### What needs to be done
Identify the lines that include the word "ions", then copy all of them.

=-=-=-=-=

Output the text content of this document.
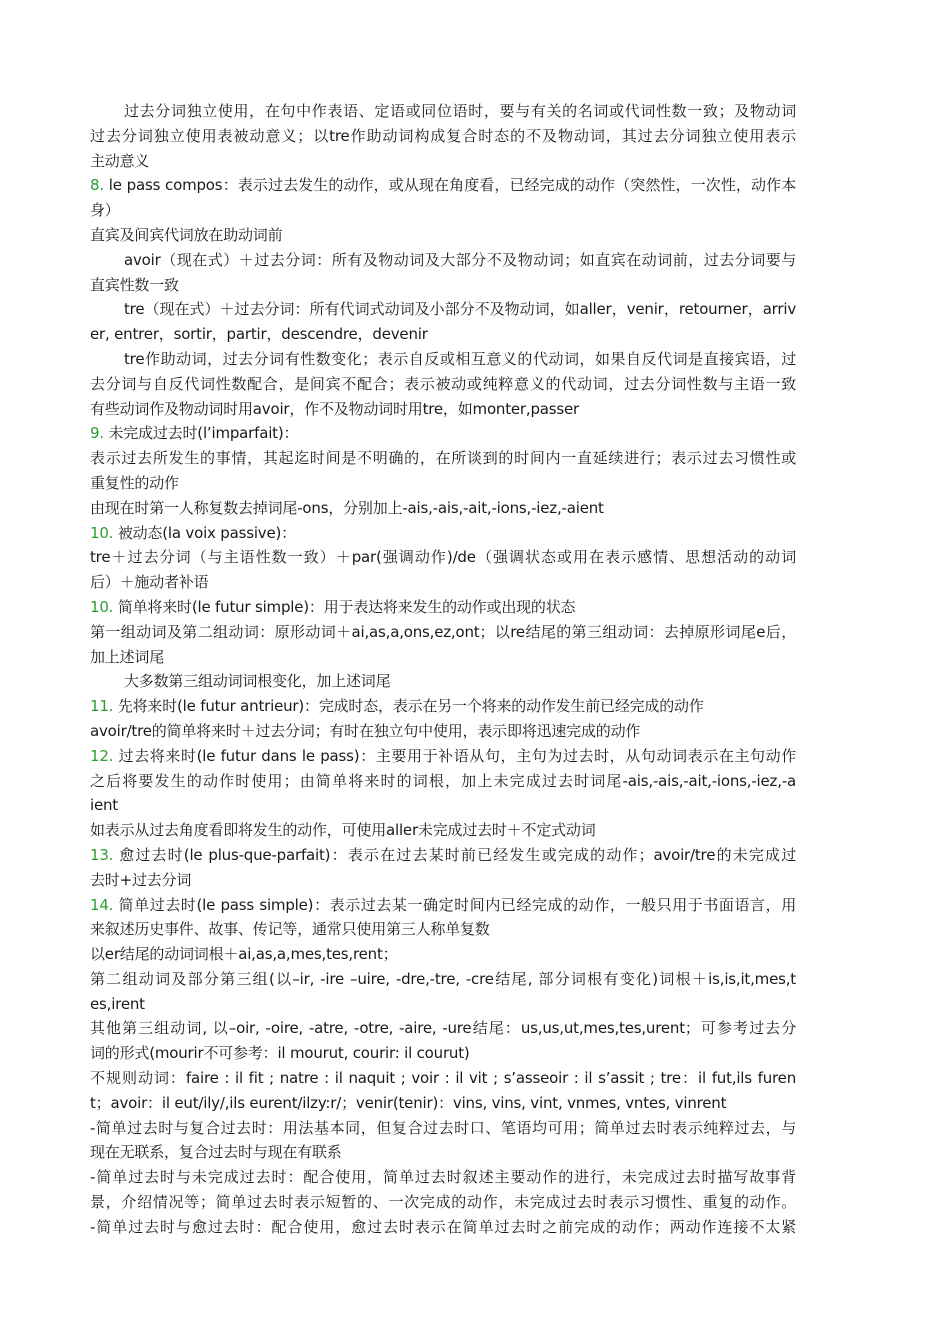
过去分词独立使用，在句中作表语、定语或同位语时，要与有关的名词或代词性数一致；及物动词
过去分词独立使用表被动意义；以tre作助动词构成复合时态的不及物动词，其过去分词独立使用表示
主动意义
8. le pass compos：表示过去发生的动作，或从现在角度看，已经完成的动作（突然性，一次性，动作本
身）
直宾及间宾代词放在助动词前
avoir（现在式）＋过去分词：所有及物动词及大部分不及物动词；如直宾在动词前，过去分词要与
直宾性数一致
tre（现在式）＋过去分词：所有代词式动词及小部分不及物动词，如aller，venir，retourner，arriv
er, entrer，sortir，partir，descendre，devenir
tre作助动词，过去分词有性数变化；表示自反或相互意义的代动词，如果自反代词是直接宾语，过
去分词与自反代词性数配合，是间宾不配合；表示被动或纯粹意义的代动词，过去分词性数与主语一致
有些动词作及物动词时用avoir，作不及物动词时用tre，如monter,passer
9. 未完成过去时(l’imparfait)：
表示过去所发生的事情，其起迄时间是不明确的，在所谈到的时间内一直延续进行；表示过去习惯性或
重复性的动作
由现在时第一人称复数去掉词尾-ons，分别加上-ais,-ais,-ait,-ions,-iez,-aient
10. 被动态(la voix passive)：
tre＋过去分词（与主语性数一致）＋par(强调动作)/de（强调状态或用在表示感情、思想活动的动词
后）＋施动者补语
10. 简单将来时(le futur simple)：用于表达将来发生的动作或出现的状态
第一组动词及第二组动词：原形动词＋ai,as,a,ons,ez,ont；以re结尾的第三组动词：去掉原形词尾e后，
加上述词尾
大多数第三组动词词根变化，加上述词尾
11. 先将来时(le futur antrieur)：完成时态，表示在另一个将来的动作发生前已经完成的动作
avoir/tre的简单将来时＋过去分词；有时在独立句中使用，表示即将迅速完成的动作
12. 过去将来时(le futur dans le pass)：主要用于补语从句，主句为过去时，从句动词表示在主句动作
之后将要发生的动作时使用；由简单将来时的词根，加上未完成过去时词尾-ais,-ais,-ait,-ions,-iez,-a
ient
如表示从过去角度看即将发生的动作，可使用aller未完成过去时＋不定式动词
13. 愈过去时(le plus-que-parfait)：表示在过去某时前已经发生或完成的动作；avoir/tre的未完成过
去时+过去分词
14. 简单过去时(le pass simple)：表示过去某一确定时间内已经完成的动作，一般只用于书面语言，用
来叙述历史事件、故事、传记等，通常只使用第三人称单复数
以er结尾的动词词根＋ai,as,a,mes,tes,rent；
第二组动词及部分第三组(以–ir, -ire –uire, -dre,-tre, -cre结尾, 部分词根有变化)词根＋is,is,it,mes,t
es,irent
其他第三组动词, 以–oir, -oire, -atre, -otre, -aire, -ure结尾：us,us,ut,mes,tes,urent；可参考过去分
词的形式(mourir不可参考：il mourut, courir: il courut)
不规则动词：faire : il fit ; natre : il naquit ; voir : il vit ; s’asseoir : il s’assit ; tre：il fut,ils furen
t；avoir：il eut/ily/,ils eurent/ilzy:r/；venir(tenir)：vins, vins, vint, vnmes, vntes, vinrent
-简单过去时与复合过去时：用法基本同，但复合过去时口、笔语均可用；简单过去时表示纯粹过去，与
现在无联系，复合过去时与现在有联系
-简单过去时与未完成过去时：配合使用，简单过去时叙述主要动作的进行，未完成过去时描写故事背
景，介绍情况等；简单过去时表示短暂的、一次完成的动作，未完成过去时表示习惯性、重复的动作。
-简单过去时与愈过去时：配合使用，愈过去时表示在简单过去时之前完成的动作；两动作连接不太紧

=-=-=-=-=

### Written response
由现在时第一人称复数去掉词尾-ons，分别加上-ais,-ais,-ait,-ions,-iez,-aient
之后将要发生的动作时使用；由简单将来时的词根，加上未完成过去时词尾-ais,-ais,-ait,-ions,-iez,-a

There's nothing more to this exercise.